4. Recommendations about Leadership Expectations, I think, is evidence of the pervasive influence of management-speak within the church, and it is, I believe completely contrary to Gospel Values. As an anecdotal observation I offer the view that those I know in business and the church who have done specific graduate study in the field of LEADERSHIP demonstrate a complete inability to work in teams and are so ego-driven that they leave behind them, in business and the church, a huge toll of damaged human beings, the collateral damage of their turbo-charged egos. The first recommendation on p.39 - Local Church Governance - identifies a significant stumbling block of a different kind in achieving this goal.
5. The curriculum comes in for some commentary and recommendations on your part. I wonder why a program of ministerial training should seek to reduce the studies in pastoral care (something fundamental to pastoral ministry) and replace these with studies in leadership. Perhaps some Old Testament Biblical studies could be jettisoned for the sake of LEADERSHIP studies.
6. Integrated Theological Studies - I am not sure what the review is really alluding to here. I suspect the proposition is borne out or a reframing of old questions concerned with a perceived lack or relevance and practicality. Since in other places the review seems to mark CCTC rather well in this area, I am not sure of the point.

» Short exercise a:
List the areas of study that point 5 of the commentary names in connection with the curriculum.

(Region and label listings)
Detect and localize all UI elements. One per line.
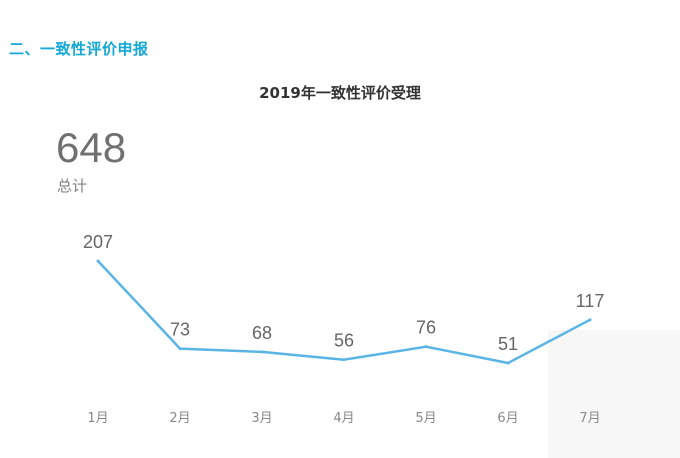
x-tick-label-4: 4月 bbox=[333, 411, 354, 426]
x-tick-label-2: 2月 bbox=[169, 411, 190, 426]
x-tick-label-6: 6月 bbox=[497, 411, 518, 426]
x-tick-label-3: 3月 bbox=[251, 411, 272, 426]
data-point-1 bbox=[96, 259, 100, 263]
data-point-5 bbox=[424, 345, 428, 349]
total-value: 648 bbox=[56, 124, 127, 171]
chart-title: 2019年一致性评价受理 bbox=[259, 84, 421, 102]
data-label-7: 117 bbox=[576, 291, 605, 311]
total-label: 总计 bbox=[57, 177, 88, 195]
data-point-3 bbox=[260, 350, 264, 354]
x-tick-label-5: 5月 bbox=[415, 411, 436, 426]
data-label-4: 56 bbox=[334, 331, 354, 351]
data-point-2 bbox=[178, 347, 182, 351]
section-heading: 二、一致性评价申报 bbox=[9, 40, 149, 58]
data-point-6 bbox=[506, 361, 510, 365]
data-point-4 bbox=[342, 358, 346, 362]
background-panel bbox=[548, 330, 680, 458]
x-tick-label-1: 1月 bbox=[87, 411, 108, 426]
data-label-1: 207 bbox=[83, 232, 113, 252]
data-label-2: 73 bbox=[170, 320, 190, 340]
data-label-3: 68 bbox=[252, 323, 272, 343]
data-label-6: 51 bbox=[498, 334, 518, 354]
data-point-7 bbox=[588, 318, 592, 322]
x-tick-label-7: 7月 bbox=[579, 411, 600, 426]
data-label-5: 76 bbox=[416, 318, 436, 338]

» Short exercise b:
From the listings, extract the lines running from the line with "x-tick-label-4: 4月 bbox=[333, 411, 354, 426]" up to and including the line with "total-value: 648 bbox=[56, 124, 127, 171]", reproducing each one unchanged.

» Result a:
pastoral care
leadership
Old Testament Biblical studies

» Result b:
x-tick-label-4: 4月 bbox=[333, 411, 354, 426]
x-tick-label-2: 2月 bbox=[169, 411, 190, 426]
x-tick-label-6: 6月 bbox=[497, 411, 518, 426]
x-tick-label-3: 3月 bbox=[251, 411, 272, 426]
data-point-1 bbox=[96, 259, 100, 263]
data-point-5 bbox=[424, 345, 428, 349]
total-value: 648 bbox=[56, 124, 127, 171]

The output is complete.